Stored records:
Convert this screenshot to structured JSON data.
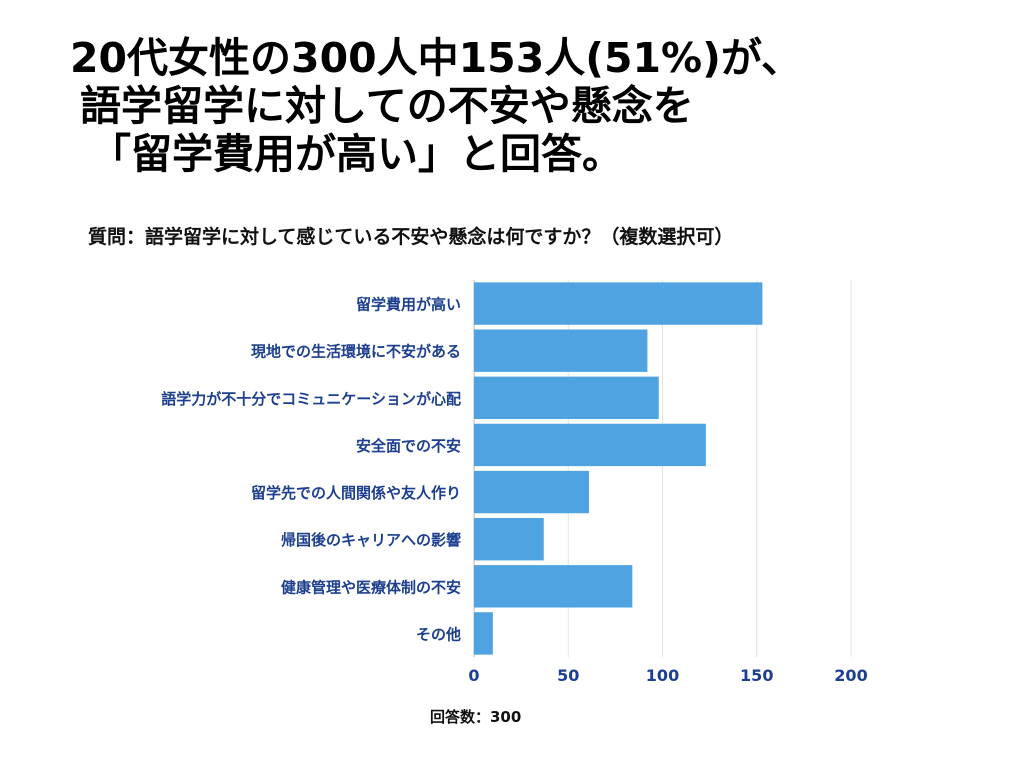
{
  "headline": {
    "line1": "20代女性の300人中153人(51%)が、",
    "line2": "語学留学に対しての不安や懸念を",
    "line3": "「留学費用が高い」と回答。"
  },
  "question": "質問：語学留学に対して感じている不安や懸念は何ですか？（複数選択可）",
  "footnote": "回答数：300",
  "colors": {
    "bar": "#4fa3e0",
    "label": "#1c3f8f",
    "grid": "#e4e4e4"
  },
  "chart_data": {
    "type": "bar",
    "orientation": "horizontal",
    "categories": [
      "留学費用が高い",
      "現地での生活環境に不安がある",
      "語学力が不十分でコミュニケーションが心配",
      "安全面での不安",
      "留学先での人間関係や友人作り",
      "帰国後のキャリアへの影響",
      "健康管理や医療体制の不安",
      "その他"
    ],
    "values": [
      153,
      92,
      98,
      123,
      61,
      37,
      84,
      10
    ],
    "xlim": [
      0,
      200
    ],
    "xticks": [
      "0",
      "50",
      "100",
      "150",
      "200"
    ],
    "xtick_values": [
      0,
      50,
      100,
      150,
      200
    ],
    "grid": true
  }
}
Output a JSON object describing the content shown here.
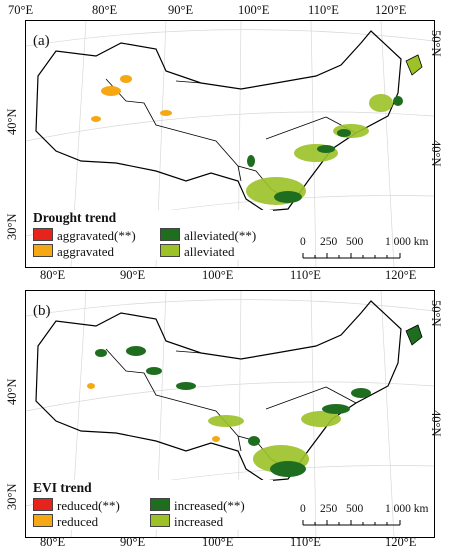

REQUIREMENTS:
Show the lines where the word "JSON" appears in the entries.

EXPECTED ANSWER:
Convert this screenshot to structured JSON data.
Output a JSON object describing the content shown here.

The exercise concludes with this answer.